Figure contents as structured data:
## Begin

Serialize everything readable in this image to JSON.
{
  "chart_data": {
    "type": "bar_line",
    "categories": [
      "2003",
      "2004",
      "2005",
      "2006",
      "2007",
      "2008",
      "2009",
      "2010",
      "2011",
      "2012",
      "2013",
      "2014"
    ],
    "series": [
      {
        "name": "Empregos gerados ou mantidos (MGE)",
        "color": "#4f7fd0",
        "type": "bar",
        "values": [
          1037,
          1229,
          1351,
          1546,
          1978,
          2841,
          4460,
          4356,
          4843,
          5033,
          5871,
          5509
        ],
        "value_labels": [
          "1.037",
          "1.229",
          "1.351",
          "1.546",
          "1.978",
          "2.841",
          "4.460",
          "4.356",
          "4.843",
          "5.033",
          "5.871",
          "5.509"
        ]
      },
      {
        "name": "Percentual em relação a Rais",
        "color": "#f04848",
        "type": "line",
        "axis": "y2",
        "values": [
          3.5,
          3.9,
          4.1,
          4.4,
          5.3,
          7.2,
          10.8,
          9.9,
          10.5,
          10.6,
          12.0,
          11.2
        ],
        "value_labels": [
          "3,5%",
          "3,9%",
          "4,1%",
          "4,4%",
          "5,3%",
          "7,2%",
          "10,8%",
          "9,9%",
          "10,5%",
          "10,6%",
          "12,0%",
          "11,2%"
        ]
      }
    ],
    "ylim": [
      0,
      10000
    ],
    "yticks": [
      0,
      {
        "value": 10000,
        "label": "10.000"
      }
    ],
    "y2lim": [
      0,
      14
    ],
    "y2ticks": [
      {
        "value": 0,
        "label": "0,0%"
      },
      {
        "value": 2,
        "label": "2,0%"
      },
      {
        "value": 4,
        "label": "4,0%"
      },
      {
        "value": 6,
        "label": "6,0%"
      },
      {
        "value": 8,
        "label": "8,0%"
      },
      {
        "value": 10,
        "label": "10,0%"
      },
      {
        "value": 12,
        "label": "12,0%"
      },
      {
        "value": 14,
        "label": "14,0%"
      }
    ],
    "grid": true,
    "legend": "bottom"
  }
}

## End

Would you give the material above again, complete and exact?

Serialize everything readable in this image to JSON.
{
  "chart_data": {
    "type": "bar_line",
    "categories": [
      "2003",
      "2004",
      "2005",
      "2006",
      "2007",
      "2008",
      "2009",
      "2010",
      "2011",
      "2012",
      "2013",
      "2014"
    ],
    "series": [
      {
        "name": "Empregos gerados ou mantidos (MGE)",
        "color": "#4f7fd0",
        "type": "bar",
        "values": [
          1037,
          1229,
          1351,
          1546,
          1978,
          2841,
          4460,
          4356,
          4843,
          5033,
          5871,
          5509
        ],
        "value_labels": [
          "1.037",
          "1.229",
          "1.351",
          "1.546",
          "1.978",
          "2.841",
          "4.460",
          "4.356",
          "4.843",
          "5.033",
          "5.871",
          "5.509"
        ]
      },
      {
        "name": "Percentual em relação a Rais",
        "color": "#f04848",
        "type": "line",
        "axis": "y2",
        "values": [
          3.5,
          3.9,
          4.1,
          4.4,
          5.3,
          7.2,
          10.8,
          9.9,
          10.5,
          10.6,
          12.0,
          11.2
        ],
        "value_labels": [
          "3,5%",
          "3,9%",
          "4,1%",
          "4,4%",
          "5,3%",
          "7,2%",
          "10,8%",
          "9,9%",
          "10,5%",
          "10,6%",
          "12,0%",
          "11,2%"
        ]
      }
    ],
    "ylim": [
      0,
      10000
    ],
    "yticks": [
      0,
      {
        "value": 10000,
        "label": "10.000"
      }
    ],
    "y2lim": [
      0,
      14
    ],
    "y2ticks": [
      {
        "value": 0,
        "label": "0,0%"
      },
      {
        "value": 2,
        "label": "2,0%"
      },
      {
        "value": 4,
        "label": "4,0%"
      },
      {
        "value": 6,
        "label": "6,0%"
      },
      {
        "value": 8,
        "label": "8,0%"
      },
      {
        "value": 10,
        "label": "10,0%"
      },
      {
        "value": 12,
        "label": "12,0%"
      },
      {
        "value": 14,
        "label": "14,0%"
      }
    ],
    "grid": true,
    "legend": "bottom"
  }
}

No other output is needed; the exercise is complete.